→ **Task objective**: Narrow the data below down to the lines containing "deterioration".

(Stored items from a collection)
----------------------------------------
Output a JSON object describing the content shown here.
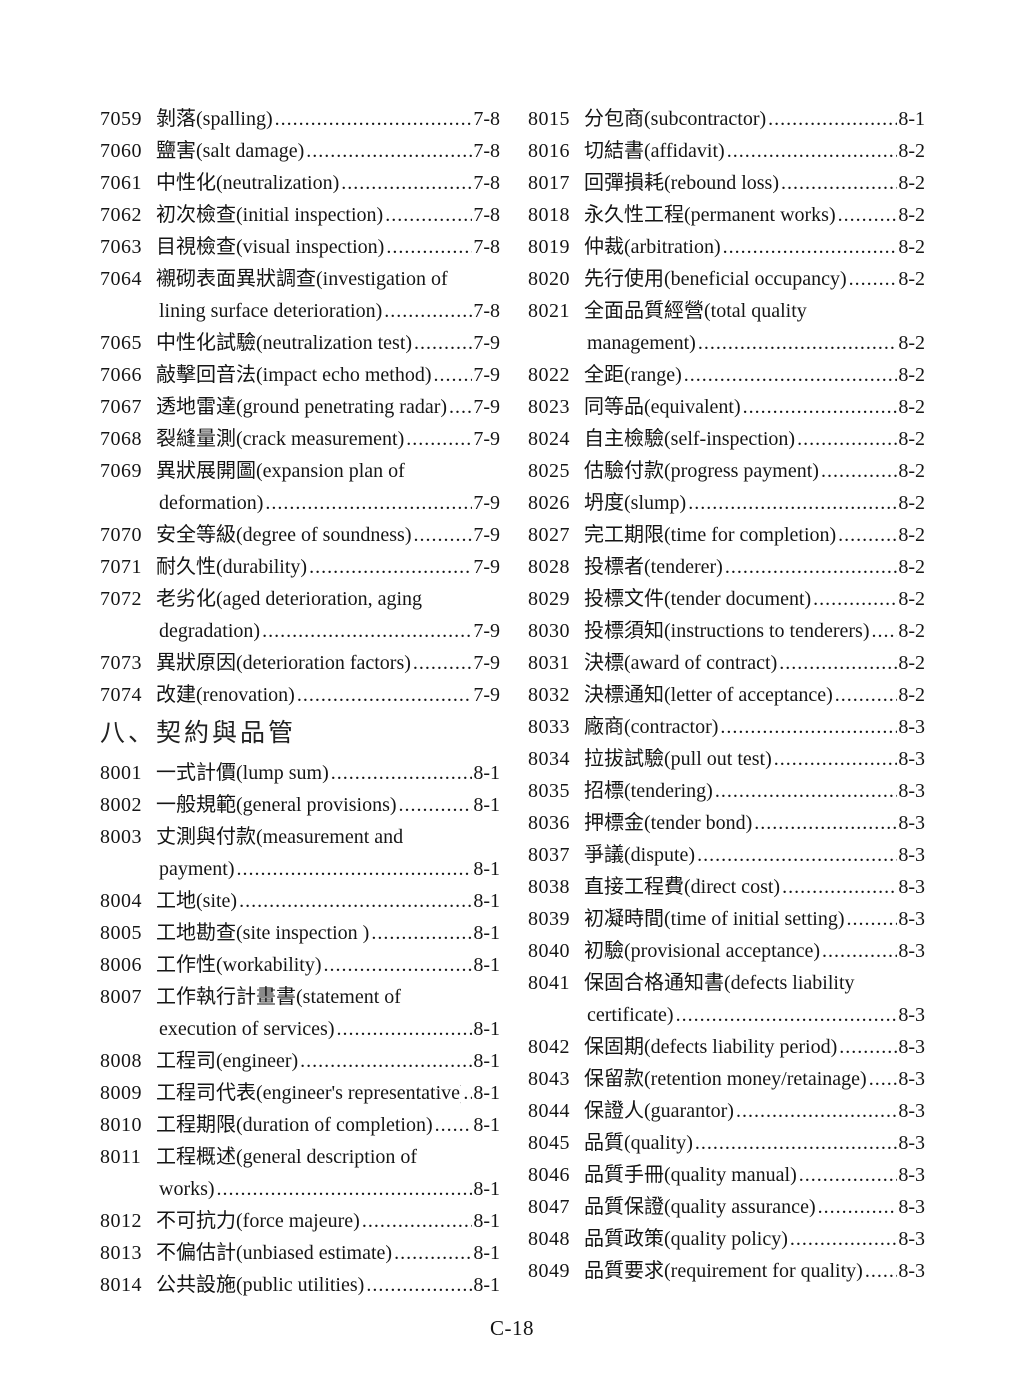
{
  "page": {
    "footer": "C-18"
  },
  "columns": [
    {
      "blocks": [
        {
          "type": "entries",
          "items": [
            {
              "num": "7059",
              "lines": [
                "剝落(spalling)"
              ],
              "page": "7-8"
            },
            {
              "num": "7060",
              "lines": [
                "鹽害(salt damage)"
              ],
              "page": "7-8"
            },
            {
              "num": "7061",
              "lines": [
                "中性化(neutralization)"
              ],
              "page": "7-8"
            },
            {
              "num": "7062",
              "lines": [
                "初次檢查(initial inspection)"
              ],
              "page": "7-8"
            },
            {
              "num": "7063",
              "lines": [
                "目視檢查(visual inspection)"
              ],
              "page": "7-8"
            },
            {
              "num": "7064",
              "lines": [
                "襯砌表面異狀調查(investigation of",
                "lining surface deterioration)"
              ],
              "page": "7-8"
            },
            {
              "num": "7065",
              "lines": [
                "中性化試驗(neutralization test)"
              ],
              "page": "7-9"
            },
            {
              "num": "7066",
              "lines": [
                "敲擊回音法(impact echo method)"
              ],
              "page": "7-9"
            },
            {
              "num": "7067",
              "lines": [
                "透地雷達(ground penetrating radar)"
              ],
              "page": "7-9"
            },
            {
              "num": "7068",
              "lines": [
                "裂縫量測(crack measurement)"
              ],
              "page": "7-9"
            },
            {
              "num": "7069",
              "lines": [
                "異狀展開圖(expansion plan of",
                "deformation)"
              ],
              "page": "7-9"
            },
            {
              "num": "7070",
              "lines": [
                "安全等級(degree of soundness)"
              ],
              "page": "7-9"
            },
            {
              "num": "7071",
              "lines": [
                "耐久性(durability)"
              ],
              "page": "7-9"
            },
            {
              "num": "7072",
              "lines": [
                "老劣化(aged deterioration, aging",
                "degradation)"
              ],
              "page": "7-9"
            },
            {
              "num": "7073",
              "lines": [
                "異狀原因(deterioration factors)"
              ],
              "page": "7-9"
            },
            {
              "num": "7074",
              "lines": [
                "改建(renovation)"
              ],
              "page": "7-9"
            }
          ]
        },
        {
          "type": "heading",
          "text": "八、契約與品管"
        },
        {
          "type": "entries",
          "items": [
            {
              "num": "8001",
              "lines": [
                "一式計價(lump sum)"
              ],
              "page": "8-1"
            },
            {
              "num": "8002",
              "lines": [
                "一般規範(general provisions)"
              ],
              "page": "8-1"
            },
            {
              "num": "8003",
              "lines": [
                "丈測與付款(measurement and",
                "payment)"
              ],
              "page": "8-1"
            },
            {
              "num": "8004",
              "lines": [
                "工地(site)"
              ],
              "page": "8-1"
            },
            {
              "num": "8005",
              "lines": [
                "工地勘查(site inspection )"
              ],
              "page": "8-1"
            },
            {
              "num": "8006",
              "lines": [
                "工作性(workability)"
              ],
              "page": "8-1"
            },
            {
              "num": "8007",
              "lines": [
                "工作執行計畫書(statement of",
                "execution of services)"
              ],
              "page": "8-1"
            },
            {
              "num": "8008",
              "lines": [
                "工程司(engineer)"
              ],
              "page": "8-1"
            },
            {
              "num": "8009",
              "lines": [
                "工程司代表(engineer's representative)"
              ],
              "page": "8-1"
            },
            {
              "num": "8010",
              "lines": [
                "工程期限(duration of completion)"
              ],
              "page": "8-1"
            },
            {
              "num": "8011",
              "lines": [
                "工程概述(general description of",
                "works)"
              ],
              "page": "8-1"
            },
            {
              "num": "8012",
              "lines": [
                "不可抗力(force majeure)"
              ],
              "page": "8-1"
            },
            {
              "num": "8013",
              "lines": [
                "不偏估計(unbiased estimate)"
              ],
              "page": "8-1"
            },
            {
              "num": "8014",
              "lines": [
                "公共設施(public utilities)"
              ],
              "page": "8-1"
            }
          ]
        }
      ]
    },
    {
      "blocks": [
        {
          "type": "entries",
          "items": [
            {
              "num": "8015",
              "lines": [
                "分包商(subcontractor)"
              ],
              "page": "8-1"
            },
            {
              "num": "8016",
              "lines": [
                "切結書(affidavit)"
              ],
              "page": "8-2"
            },
            {
              "num": "8017",
              "lines": [
                "回彈損耗(rebound loss)"
              ],
              "page": "8-2"
            },
            {
              "num": "8018",
              "lines": [
                "永久性工程(permanent works)"
              ],
              "page": "8-2"
            },
            {
              "num": "8019",
              "lines": [
                "仲裁(arbitration)"
              ],
              "page": "8-2"
            },
            {
              "num": "8020",
              "lines": [
                "先行使用(beneficial occupancy)"
              ],
              "page": "8-2"
            },
            {
              "num": "8021",
              "lines": [
                "全面品質經營(total quality",
                "management)"
              ],
              "page": "8-2"
            },
            {
              "num": "8022",
              "lines": [
                "全距(range)"
              ],
              "page": "8-2"
            },
            {
              "num": "8023",
              "lines": [
                "同等品(equivalent)"
              ],
              "page": "8-2"
            },
            {
              "num": "8024",
              "lines": [
                "自主檢驗(self-inspection)"
              ],
              "page": "8-2"
            },
            {
              "num": "8025",
              "lines": [
                "估驗付款(progress payment)"
              ],
              "page": "8-2"
            },
            {
              "num": "8026",
              "lines": [
                "坍度(slump)"
              ],
              "page": "8-2"
            },
            {
              "num": "8027",
              "lines": [
                "完工期限(time for completion)"
              ],
              "page": "8-2"
            },
            {
              "num": "8028",
              "lines": [
                "投標者(tenderer)"
              ],
              "page": "8-2"
            },
            {
              "num": "8029",
              "lines": [
                "投標文件(tender document)"
              ],
              "page": "8-2"
            },
            {
              "num": "8030",
              "lines": [
                "投標須知(instructions to tenderers)"
              ],
              "page": "8-2"
            },
            {
              "num": "8031",
              "lines": [
                "決標(award of contract)"
              ],
              "page": "8-2"
            },
            {
              "num": "8032",
              "lines": [
                "決標通知(letter of acceptance)"
              ],
              "page": "8-2"
            },
            {
              "num": "8033",
              "lines": [
                "廠商(contractor)"
              ],
              "page": "8-3"
            },
            {
              "num": "8034",
              "lines": [
                "拉拔試驗(pull out test)"
              ],
              "page": "8-3"
            },
            {
              "num": "8035",
              "lines": [
                "招標(tendering)"
              ],
              "page": "8-3"
            },
            {
              "num": "8036",
              "lines": [
                "押標金(tender bond)"
              ],
              "page": "8-3"
            },
            {
              "num": "8037",
              "lines": [
                "爭議(dispute)"
              ],
              "page": "8-3"
            },
            {
              "num": "8038",
              "lines": [
                "直接工程費(direct cost)"
              ],
              "page": "8-3"
            },
            {
              "num": "8039",
              "lines": [
                "初凝時間(time of initial setting)"
              ],
              "page": "8-3"
            },
            {
              "num": "8040",
              "lines": [
                "初驗(provisional acceptance)"
              ],
              "page": "8-3"
            },
            {
              "num": "8041",
              "lines": [
                "保固合格通知書(defects liability",
                "certificate)"
              ],
              "page": "8-3"
            },
            {
              "num": "8042",
              "lines": [
                "保固期(defects liability period)"
              ],
              "page": "8-3"
            },
            {
              "num": "8043",
              "lines": [
                "保留款(retention money/retainage)"
              ],
              "page": "8-3"
            },
            {
              "num": "8044",
              "lines": [
                "保證人(guarantor)"
              ],
              "page": "8-3"
            },
            {
              "num": "8045",
              "lines": [
                "品質(quality)"
              ],
              "page": "8-3"
            },
            {
              "num": "8046",
              "lines": [
                "品質手冊(quality manual)"
              ],
              "page": "8-3"
            },
            {
              "num": "8047",
              "lines": [
                "品質保證(quality assurance)"
              ],
              "page": "8-3"
            },
            {
              "num": "8048",
              "lines": [
                "品質政策(quality policy)"
              ],
              "page": "8-3"
            },
            {
              "num": "8049",
              "lines": [
                "品質要求(requirement for quality)"
              ],
              "page": "8-3"
            }
          ]
        }
      ]
    }
  ]
}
----------------------------------------
→ **Reply**:
                "lining surface deterioration)"
                "老劣化(aged deterioration, aging",
                "異狀原因(deterioration factors)"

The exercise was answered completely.